- WHAT IS EXPECTED
Work out how many lines of the data hold the string "well", and reply with that number alone.

-- BEGIN ROWS --

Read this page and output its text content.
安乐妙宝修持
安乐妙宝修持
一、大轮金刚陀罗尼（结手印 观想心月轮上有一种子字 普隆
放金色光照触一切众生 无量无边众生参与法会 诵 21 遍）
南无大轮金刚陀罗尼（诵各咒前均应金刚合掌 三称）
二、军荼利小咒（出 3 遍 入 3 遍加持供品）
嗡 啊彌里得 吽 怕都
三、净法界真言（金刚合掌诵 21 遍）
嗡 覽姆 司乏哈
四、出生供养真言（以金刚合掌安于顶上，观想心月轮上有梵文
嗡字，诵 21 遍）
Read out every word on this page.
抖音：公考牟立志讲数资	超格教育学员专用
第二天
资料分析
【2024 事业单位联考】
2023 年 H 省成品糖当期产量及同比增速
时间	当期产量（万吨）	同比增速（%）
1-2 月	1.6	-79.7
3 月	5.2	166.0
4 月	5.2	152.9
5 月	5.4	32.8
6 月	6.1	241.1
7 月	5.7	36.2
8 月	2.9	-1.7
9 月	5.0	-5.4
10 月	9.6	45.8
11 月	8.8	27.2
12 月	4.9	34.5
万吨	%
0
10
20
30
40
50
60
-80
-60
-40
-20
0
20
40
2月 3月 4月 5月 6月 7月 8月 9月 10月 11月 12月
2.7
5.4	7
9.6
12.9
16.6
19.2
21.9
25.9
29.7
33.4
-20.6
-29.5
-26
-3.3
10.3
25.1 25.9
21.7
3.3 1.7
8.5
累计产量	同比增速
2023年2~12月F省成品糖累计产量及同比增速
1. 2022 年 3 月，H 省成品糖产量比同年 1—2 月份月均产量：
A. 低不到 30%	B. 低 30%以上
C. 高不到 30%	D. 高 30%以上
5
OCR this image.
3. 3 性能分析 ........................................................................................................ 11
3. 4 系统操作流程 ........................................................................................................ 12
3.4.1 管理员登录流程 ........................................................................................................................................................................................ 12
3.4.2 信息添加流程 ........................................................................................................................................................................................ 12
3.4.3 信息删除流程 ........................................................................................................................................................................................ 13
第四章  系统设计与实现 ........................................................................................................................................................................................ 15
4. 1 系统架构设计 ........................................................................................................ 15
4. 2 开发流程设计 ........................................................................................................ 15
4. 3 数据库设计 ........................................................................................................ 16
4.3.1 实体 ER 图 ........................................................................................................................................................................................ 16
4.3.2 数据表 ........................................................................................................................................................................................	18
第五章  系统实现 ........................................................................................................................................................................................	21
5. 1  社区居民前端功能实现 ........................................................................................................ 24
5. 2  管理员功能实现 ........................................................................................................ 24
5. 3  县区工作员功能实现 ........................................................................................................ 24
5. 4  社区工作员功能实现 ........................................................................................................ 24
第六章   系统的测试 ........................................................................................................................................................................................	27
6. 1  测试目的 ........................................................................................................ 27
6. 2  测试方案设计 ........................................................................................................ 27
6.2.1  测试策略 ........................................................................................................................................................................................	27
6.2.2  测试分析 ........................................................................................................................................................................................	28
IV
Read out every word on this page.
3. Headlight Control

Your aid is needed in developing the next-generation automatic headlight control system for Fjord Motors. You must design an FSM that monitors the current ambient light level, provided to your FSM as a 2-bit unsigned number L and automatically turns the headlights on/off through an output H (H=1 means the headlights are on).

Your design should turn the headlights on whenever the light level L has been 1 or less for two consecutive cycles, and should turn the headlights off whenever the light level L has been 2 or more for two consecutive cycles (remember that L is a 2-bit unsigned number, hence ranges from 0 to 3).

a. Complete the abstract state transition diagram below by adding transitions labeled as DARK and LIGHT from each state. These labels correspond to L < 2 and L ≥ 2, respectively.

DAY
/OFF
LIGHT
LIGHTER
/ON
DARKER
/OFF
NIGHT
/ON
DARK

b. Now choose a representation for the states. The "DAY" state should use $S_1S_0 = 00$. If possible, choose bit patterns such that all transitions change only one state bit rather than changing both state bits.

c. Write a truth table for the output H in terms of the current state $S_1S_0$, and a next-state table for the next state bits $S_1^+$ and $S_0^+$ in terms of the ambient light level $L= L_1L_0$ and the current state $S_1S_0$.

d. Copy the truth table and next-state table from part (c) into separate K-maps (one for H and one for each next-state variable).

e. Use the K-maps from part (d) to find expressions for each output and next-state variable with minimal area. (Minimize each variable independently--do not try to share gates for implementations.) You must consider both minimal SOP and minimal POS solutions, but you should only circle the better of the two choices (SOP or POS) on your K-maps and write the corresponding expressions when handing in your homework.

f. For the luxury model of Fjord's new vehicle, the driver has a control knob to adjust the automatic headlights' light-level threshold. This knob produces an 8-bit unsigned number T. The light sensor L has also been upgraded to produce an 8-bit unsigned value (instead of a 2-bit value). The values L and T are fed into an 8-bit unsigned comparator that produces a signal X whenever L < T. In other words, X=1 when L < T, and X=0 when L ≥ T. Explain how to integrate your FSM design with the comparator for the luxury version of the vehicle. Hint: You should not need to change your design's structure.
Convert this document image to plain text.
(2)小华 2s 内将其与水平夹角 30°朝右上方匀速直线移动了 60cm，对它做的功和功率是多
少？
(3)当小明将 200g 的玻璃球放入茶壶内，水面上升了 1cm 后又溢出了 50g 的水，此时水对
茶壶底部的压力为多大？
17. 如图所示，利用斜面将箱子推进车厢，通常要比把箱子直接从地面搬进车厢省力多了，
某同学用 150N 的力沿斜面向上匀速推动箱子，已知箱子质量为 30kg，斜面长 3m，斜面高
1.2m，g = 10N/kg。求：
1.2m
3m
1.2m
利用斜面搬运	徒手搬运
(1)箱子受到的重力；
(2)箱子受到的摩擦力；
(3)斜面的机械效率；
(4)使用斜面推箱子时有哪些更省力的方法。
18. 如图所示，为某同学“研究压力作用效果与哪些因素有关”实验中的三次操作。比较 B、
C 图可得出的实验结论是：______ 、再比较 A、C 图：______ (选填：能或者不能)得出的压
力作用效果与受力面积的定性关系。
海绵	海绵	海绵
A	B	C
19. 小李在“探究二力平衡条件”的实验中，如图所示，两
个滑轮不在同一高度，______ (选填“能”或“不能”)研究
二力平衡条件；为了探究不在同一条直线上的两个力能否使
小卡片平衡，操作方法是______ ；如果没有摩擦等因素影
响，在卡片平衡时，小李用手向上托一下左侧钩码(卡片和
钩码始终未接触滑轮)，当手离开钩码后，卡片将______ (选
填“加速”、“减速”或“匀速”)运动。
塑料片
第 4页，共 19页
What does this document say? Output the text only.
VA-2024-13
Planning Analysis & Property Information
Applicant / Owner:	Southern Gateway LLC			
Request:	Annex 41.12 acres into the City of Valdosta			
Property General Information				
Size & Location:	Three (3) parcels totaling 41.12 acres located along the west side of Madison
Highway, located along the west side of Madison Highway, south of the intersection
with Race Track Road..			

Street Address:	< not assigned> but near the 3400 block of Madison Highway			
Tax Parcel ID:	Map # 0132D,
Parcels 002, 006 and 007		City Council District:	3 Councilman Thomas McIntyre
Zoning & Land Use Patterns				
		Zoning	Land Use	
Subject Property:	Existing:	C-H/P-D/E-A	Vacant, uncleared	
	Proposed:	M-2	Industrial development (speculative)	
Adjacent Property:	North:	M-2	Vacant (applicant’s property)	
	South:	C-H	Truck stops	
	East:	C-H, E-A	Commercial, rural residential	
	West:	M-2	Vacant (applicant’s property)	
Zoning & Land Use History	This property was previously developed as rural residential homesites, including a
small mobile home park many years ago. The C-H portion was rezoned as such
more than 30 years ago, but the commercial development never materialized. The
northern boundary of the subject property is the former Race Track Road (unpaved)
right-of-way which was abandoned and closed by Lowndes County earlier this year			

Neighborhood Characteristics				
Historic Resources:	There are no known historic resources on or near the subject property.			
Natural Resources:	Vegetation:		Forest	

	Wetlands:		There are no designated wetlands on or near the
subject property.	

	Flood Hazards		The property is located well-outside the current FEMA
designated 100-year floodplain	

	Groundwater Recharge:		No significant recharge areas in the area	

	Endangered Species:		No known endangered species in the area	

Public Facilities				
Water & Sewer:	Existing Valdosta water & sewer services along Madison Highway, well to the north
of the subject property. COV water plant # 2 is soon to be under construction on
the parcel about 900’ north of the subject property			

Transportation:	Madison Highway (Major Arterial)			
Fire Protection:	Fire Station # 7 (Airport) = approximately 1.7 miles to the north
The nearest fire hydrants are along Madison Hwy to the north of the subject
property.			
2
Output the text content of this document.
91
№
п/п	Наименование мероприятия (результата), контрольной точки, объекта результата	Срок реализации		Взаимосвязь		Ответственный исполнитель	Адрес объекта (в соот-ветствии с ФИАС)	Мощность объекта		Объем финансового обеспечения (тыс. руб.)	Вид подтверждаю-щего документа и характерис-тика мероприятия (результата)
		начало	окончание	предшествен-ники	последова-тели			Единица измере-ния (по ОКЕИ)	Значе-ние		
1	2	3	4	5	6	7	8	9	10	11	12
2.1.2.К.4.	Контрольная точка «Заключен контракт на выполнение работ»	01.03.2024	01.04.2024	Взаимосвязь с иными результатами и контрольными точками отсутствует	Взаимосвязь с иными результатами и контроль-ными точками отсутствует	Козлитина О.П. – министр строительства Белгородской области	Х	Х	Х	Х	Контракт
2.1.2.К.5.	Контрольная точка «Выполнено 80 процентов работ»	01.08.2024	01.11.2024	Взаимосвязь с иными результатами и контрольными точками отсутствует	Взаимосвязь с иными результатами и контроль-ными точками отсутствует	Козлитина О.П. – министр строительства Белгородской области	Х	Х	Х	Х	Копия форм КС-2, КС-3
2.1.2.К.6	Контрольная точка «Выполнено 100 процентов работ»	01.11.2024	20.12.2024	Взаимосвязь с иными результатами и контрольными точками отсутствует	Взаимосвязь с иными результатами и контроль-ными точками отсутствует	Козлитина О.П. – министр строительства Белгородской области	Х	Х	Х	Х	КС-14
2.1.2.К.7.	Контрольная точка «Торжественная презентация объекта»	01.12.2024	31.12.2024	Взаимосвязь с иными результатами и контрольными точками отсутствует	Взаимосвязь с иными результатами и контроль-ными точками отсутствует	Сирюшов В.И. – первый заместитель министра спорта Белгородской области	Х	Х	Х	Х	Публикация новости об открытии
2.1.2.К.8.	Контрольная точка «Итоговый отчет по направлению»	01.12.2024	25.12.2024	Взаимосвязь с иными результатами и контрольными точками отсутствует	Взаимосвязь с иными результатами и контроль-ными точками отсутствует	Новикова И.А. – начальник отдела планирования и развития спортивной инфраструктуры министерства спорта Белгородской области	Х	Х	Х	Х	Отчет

-- END ROWS --

- RESPONSE
2